§ Short problem:
Your task is to transcribe the records exactly, skipping every image.
━━━━━━━━━━
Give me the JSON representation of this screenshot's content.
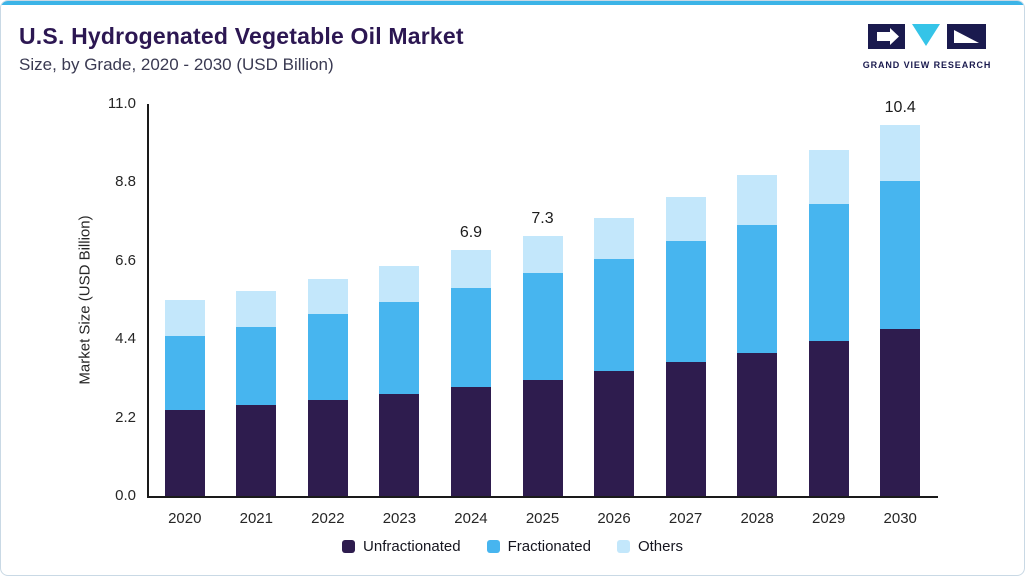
{
  "header": {
    "title": "U.S. Hydrogenated Vegetable Oil Market",
    "subtitle": "Size, by Grade, 2020 - 2030 (USD Billion)",
    "brand": "GRAND VIEW RESEARCH"
  },
  "colors": {
    "accent_line": "#3cb4e7",
    "title": "#2c1752",
    "axis": "#1a1a1a",
    "logo_navy": "#1a1a4e",
    "logo_cyan": "#35c4e8"
  },
  "chart_data": {
    "type": "bar",
    "stacked": true,
    "title": "U.S. Hydrogenated Vegetable Oil Market Size, by Grade, 2020 - 2030 (USD Billion)",
    "categories": [
      "2020",
      "2021",
      "2022",
      "2023",
      "2024",
      "2025",
      "2026",
      "2027",
      "2028",
      "2029",
      "2030"
    ],
    "series": [
      {
        "name": "Unfractionated",
        "color": "#2e1c4e",
        "values": [
          2.4,
          2.55,
          2.7,
          2.85,
          3.05,
          3.25,
          3.5,
          3.75,
          4.0,
          4.35,
          4.7
        ]
      },
      {
        "name": "Fractionated",
        "color": "#47b5ef",
        "values": [
          2.1,
          2.2,
          2.4,
          2.6,
          2.8,
          3.0,
          3.15,
          3.4,
          3.6,
          3.85,
          4.15
        ]
      },
      {
        "name": "Others",
        "color": "#c3e7fb",
        "values": [
          1.0,
          1.0,
          1.0,
          1.0,
          1.05,
          1.05,
          1.15,
          1.25,
          1.4,
          1.5,
          1.55
        ]
      }
    ],
    "totals": [
      5.5,
      5.75,
      6.1,
      6.45,
      6.9,
      7.3,
      7.8,
      8.4,
      9.0,
      9.7,
      10.4
    ],
    "total_labels": [
      "",
      "",
      "",
      "",
      "6.9",
      "7.3",
      "",
      "",
      "",
      "",
      "10.4"
    ],
    "xlabel": "",
    "ylabel": "Market Size (USD Billion)",
    "yticks": [
      "0.0",
      "2.2",
      "4.4",
      "6.6",
      "8.8",
      "11.0"
    ],
    "ylim": [
      0,
      11.0
    ],
    "grid": false,
    "legend_position": "bottom"
  }
}
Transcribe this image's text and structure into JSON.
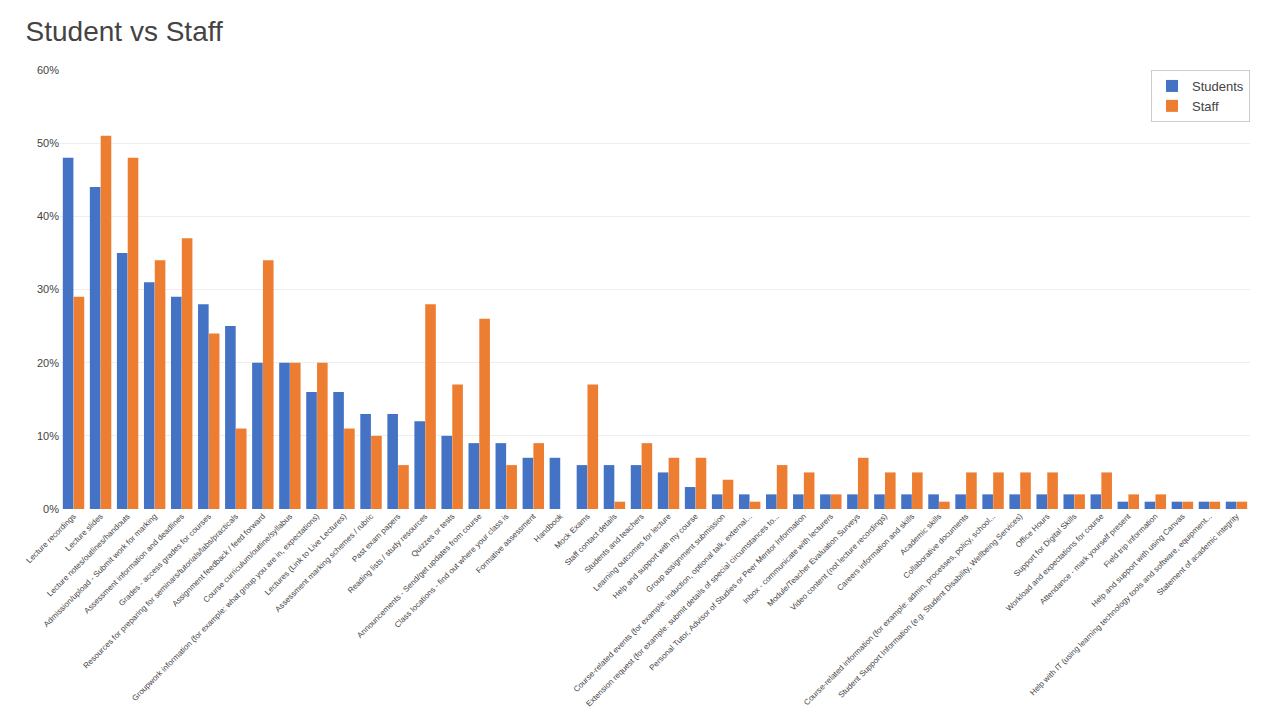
{
  "chart_data": {
    "type": "bar",
    "title": "Student vs Staff",
    "categories": [
      "Lecture recordings",
      "Lecture slides",
      "Lecture notes/outlines/handouts",
      "Admission/upload - Submit work for marking",
      "Assessment information and deadlines",
      "Grades - access grades for courses",
      "Resources for preparing for seminars/tutorials/labs/practicals",
      "Assignment feedback / feed forward",
      "Course curriculum/outline/syllabus",
      "Groupwork information (for example: what group you are in, expectations)",
      "Lectures (Link to Live Lectures)",
      "Assessment marking schemes / rubric",
      "Past exam papers",
      "Reading lists / study resources",
      "Quizzes or tests",
      "Announcements - Send/get updates from course",
      "Class locations - find out where your class is",
      "Formative assessment",
      "Handbook",
      "Mock Exams",
      "Staff contact details",
      "Students and teachers",
      "Learning outcomes for lecture",
      "Help and support with my course",
      "Group assignment submission",
      "Course-related events (for example: induction, optional talk, external...",
      "Extension request (for example: submit details of special circumstances to...",
      "Personal Tutor, Advisor of Studies or Peer Mentor Information",
      "Inbox - communicate with lecturers",
      "Module/Teacher Evaluation Surveys",
      "Video content (not lecture recordings)",
      "Careers information and skills",
      "Academic skills",
      "Collaborative documents",
      "Course-related information (for example: admin, processes, policy, school...",
      "Student Support Information (e.g. Student Disability, Wellbeing Services)",
      "Office Hours",
      "Support for Digital Skills",
      "Workload and expectations for course",
      "Attendance - mark yourself present",
      "Field trip information",
      "Help and support with using Canvas",
      "Help with IT (using learning technology tools and software, equipment...",
      "Statement of academic integrity"
    ],
    "series": [
      {
        "name": "Students",
        "color": "#4472C4",
        "values": [
          48,
          44,
          35,
          31,
          29,
          28,
          25,
          20,
          20,
          16,
          16,
          13,
          13,
          12,
          10,
          9,
          9,
          7,
          7,
          6,
          6,
          6,
          5,
          3,
          2,
          2,
          2,
          2,
          2,
          2,
          2,
          2,
          2,
          2,
          2,
          2,
          2,
          2,
          2,
          1,
          1,
          1,
          1,
          1
        ]
      },
      {
        "name": "Staff",
        "color": "#ED7D31",
        "values": [
          29,
          51,
          48,
          34,
          37,
          24,
          11,
          34,
          20,
          20,
          11,
          10,
          6,
          28,
          17,
          26,
          6,
          9,
          0,
          17,
          1,
          9,
          7,
          7,
          4,
          1,
          6,
          5,
          2,
          7,
          5,
          5,
          1,
          5,
          5,
          5,
          5,
          2,
          5,
          2,
          2,
          1,
          1,
          1
        ]
      }
    ],
    "ylim": [
      0,
      60
    ],
    "yticks": [
      {
        "value": 0,
        "label": "0%"
      },
      {
        "value": 10,
        "label": "10%"
      },
      {
        "value": 20,
        "label": "20%"
      },
      {
        "value": 30,
        "label": "30%"
      },
      {
        "value": 40,
        "label": "40%"
      },
      {
        "value": 50,
        "label": "50%"
      },
      {
        "value": 60,
        "label": "60%"
      }
    ],
    "grid": true,
    "legend": "upper right"
  }
}
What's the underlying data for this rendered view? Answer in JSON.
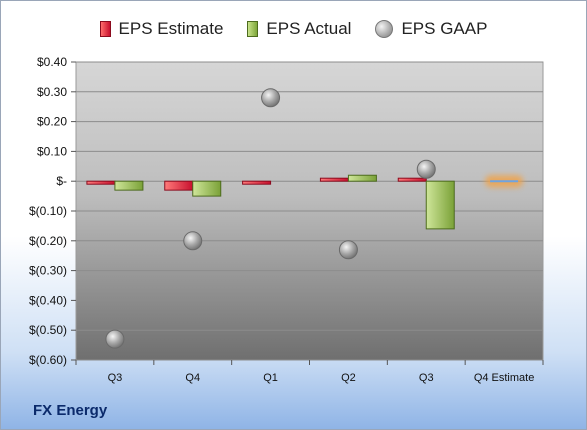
{
  "company": "FX Energy",
  "colors": {
    "estimate": "#d9252b",
    "actual": "#8ab04a",
    "gaap": "#a9a9a9",
    "forecast_glow": "#f0a34a"
  },
  "chart_data": {
    "type": "bar",
    "categories": [
      "Q3",
      "Q4",
      "Q1",
      "Q2",
      "Q3",
      "Q4 Estimate"
    ],
    "series": [
      {
        "name": "EPS Estimate",
        "values": [
          -0.01,
          -0.03,
          -0.01,
          0.0,
          0.01,
          0.0
        ]
      },
      {
        "name": "EPS Actual",
        "values": [
          -0.03,
          -0.05,
          null,
          0.02,
          -0.16,
          null
        ]
      },
      {
        "name": "EPS GAAP",
        "values": [
          -0.53,
          -0.2,
          0.28,
          -0.23,
          0.04,
          null
        ]
      }
    ],
    "ylim": [
      -0.6,
      0.4
    ],
    "y_ticks": [
      0.4,
      0.3,
      0.2,
      0.1,
      0.0,
      -0.1,
      -0.2,
      -0.3,
      -0.4,
      -0.5,
      -0.6
    ],
    "y_tick_labels": [
      "$0.40",
      "$0.30",
      "$0.20",
      "$0.10",
      "$-",
      "$(0.10)",
      "$(0.20)",
      "$(0.30)",
      "$(0.40)",
      "$(0.50)",
      "$(0.60)"
    ],
    "grid": true,
    "legend": "top"
  }
}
━━━━━━━━━━
§ Full solution:
Give me the JSON representation of this screenshot's content.
{
  "header": {
    "title": "U.S. Hydrogenated Vegetable Oil Market",
    "subtitle": "Size, by Grade, 2020 - 2030 (USD Billion)",
    "brand": "GRAND VIEW RESEARCH"
  },
  "colors": {
    "accent_line": "#3cb4e7",
    "title": "#2c1752",
    "axis": "#1a1a1a",
    "logo_navy": "#1a1a4e",
    "logo_cyan": "#35c4e8"
  },
  "chart_data": {
    "type": "bar",
    "stacked": true,
    "title": "U.S. Hydrogenated Vegetable Oil Market Size, by Grade, 2020 - 2030 (USD Billion)",
    "categories": [
      "2020",
      "2021",
      "2022",
      "2023",
      "2024",
      "2025",
      "2026",
      "2027",
      "2028",
      "2029",
      "2030"
    ],
    "series": [
      {
        "name": "Unfractionated",
        "color": "#2e1c4e",
        "values": [
          2.4,
          2.55,
          2.7,
          2.85,
          3.05,
          3.25,
          3.5,
          3.75,
          4.0,
          4.35,
          4.7
        ]
      },
      {
        "name": "Fractionated",
        "color": "#47b5ef",
        "values": [
          2.1,
          2.2,
          2.4,
          2.6,
          2.8,
          3.0,
          3.15,
          3.4,
          3.6,
          3.85,
          4.15
        ]
      },
      {
        "name": "Others",
        "color": "#c3e7fb",
        "values": [
          1.0,
          1.0,
          1.0,
          1.0,
          1.05,
          1.05,
          1.15,
          1.25,
          1.4,
          1.5,
          1.55
        ]
      }
    ],
    "totals": [
      5.5,
      5.75,
      6.1,
      6.45,
      6.9,
      7.3,
      7.8,
      8.4,
      9.0,
      9.7,
      10.4
    ],
    "total_labels": [
      "",
      "",
      "",
      "",
      "6.9",
      "7.3",
      "",
      "",
      "",
      "",
      "10.4"
    ],
    "xlabel": "",
    "ylabel": "Market Size (USD Billion)",
    "yticks": [
      "0.0",
      "2.2",
      "4.4",
      "6.6",
      "8.8",
      "11.0"
    ],
    "ylim": [
      0,
      11.0
    ],
    "grid": false,
    "legend_position": "bottom"
  }
}
Transcribe this image's text and structure into JSON.
{
  "chart_data": {
    "type": "bar",
    "title": "Student vs Staff",
    "categories": [
      "Lecture recordings",
      "Lecture slides",
      "Lecture notes/outlines/handouts",
      "Admission/upload - Submit work for marking",
      "Assessment information and deadlines",
      "Grades - access grades for courses",
      "Resources for preparing for seminars/tutorials/labs/practicals",
      "Assignment feedback / feed forward",
      "Course curriculum/outline/syllabus",
      "Groupwork information (for example: what group you are in, expectations)",
      "Lectures (Link to Live Lectures)",
      "Assessment marking schemes / rubric",
      "Past exam papers",
      "Reading lists / study resources",
      "Quizzes or tests",
      "Announcements - Send/get updates from course",
      "Class locations - find out where your class is",
      "Formative assessment",
      "Handbook",
      "Mock Exams",
      "Staff contact details",
      "Students and teachers",
      "Learning outcomes for lecture",
      "Help and support with my course",
      "Group assignment submission",
      "Course-related events (for example: induction, optional talk, external...",
      "Extension request (for example: submit details of special circumstances to...",
      "Personal Tutor, Advisor of Studies or Peer Mentor Information",
      "Inbox - communicate with lecturers",
      "Module/Teacher Evaluation Surveys",
      "Video content (not lecture recordings)",
      "Careers information and skills",
      "Academic skills",
      "Collaborative documents",
      "Course-related information (for example: admin, processes, policy, school...",
      "Student Support Information (e.g. Student Disability, Wellbeing Services)",
      "Office Hours",
      "Support for Digital Skills",
      "Workload and expectations for course",
      "Attendance - mark yourself present",
      "Field trip information",
      "Help and support with using Canvas",
      "Help with IT (using learning technology tools and software, equipment...",
      "Statement of academic integrity"
    ],
    "series": [
      {
        "name": "Students",
        "color": "#4472C4",
        "values": [
          48,
          44,
          35,
          31,
          29,
          28,
          25,
          20,
          20,
          16,
          16,
          13,
          13,
          12,
          10,
          9,
          9,
          7,
          7,
          6,
          6,
          6,
          5,
          3,
          2,
          2,
          2,
          2,
          2,
          2,
          2,
          2,
          2,
          2,
          2,
          2,
          2,
          2,
          2,
          1,
          1,
          1,
          1,
          1
        ]
      },
      {
        "name": "Staff",
        "color": "#ED7D31",
        "values": [
          29,
          51,
          48,
          34,
          37,
          24,
          11,
          34,
          20,
          20,
          11,
          10,
          6,
          28,
          17,
          26,
          6,
          9,
          0,
          17,
          1,
          9,
          7,
          7,
          4,
          1,
          6,
          5,
          2,
          7,
          5,
          5,
          1,
          5,
          5,
          5,
          5,
          2,
          5,
          2,
          2,
          1,
          1,
          1
        ]
      }
    ],
    "ylim": [
      0,
      60
    ],
    "yticks": [
      {
        "value": 0,
        "label": "0%"
      },
      {
        "value": 10,
        "label": "10%"
      },
      {
        "value": 20,
        "label": "20%"
      },
      {
        "value": 30,
        "label": "30%"
      },
      {
        "value": 40,
        "label": "40%"
      },
      {
        "value": 50,
        "label": "50%"
      },
      {
        "value": 60,
        "label": "60%"
      }
    ],
    "grid": true,
    "legend": "upper right"
  }
}
What's the underlying data for this rendered view? Answer in JSON.
{
  "company": "FX Energy",
  "colors": {
    "estimate": "#d9252b",
    "actual": "#8ab04a",
    "gaap": "#a9a9a9",
    "forecast_glow": "#f0a34a"
  },
  "chart_data": {
    "type": "bar",
    "categories": [
      "Q3",
      "Q4",
      "Q1",
      "Q2",
      "Q3",
      "Q4 Estimate"
    ],
    "series": [
      {
        "name": "EPS Estimate",
        "values": [
          -0.01,
          -0.03,
          -0.01,
          0.0,
          0.01,
          0.0
        ]
      },
      {
        "name": "EPS Actual",
        "values": [
          -0.03,
          -0.05,
          null,
          0.02,
          -0.16,
          null
        ]
      },
      {
        "name": "EPS GAAP",
        "values": [
          -0.53,
          -0.2,
          0.28,
          -0.23,
          0.04,
          null
        ]
      }
    ],
    "ylim": [
      -0.6,
      0.4
    ],
    "y_ticks": [
      0.4,
      0.3,
      0.2,
      0.1,
      0.0,
      -0.1,
      -0.2,
      -0.3,
      -0.4,
      -0.5,
      -0.6
    ],
    "y_tick_labels": [
      "$0.40",
      "$0.30",
      "$0.20",
      "$0.10",
      "$-",
      "$(0.10)",
      "$(0.20)",
      "$(0.30)",
      "$(0.40)",
      "$(0.50)",
      "$(0.60)"
    ],
    "grid": true,
    "legend": "top"
  }
}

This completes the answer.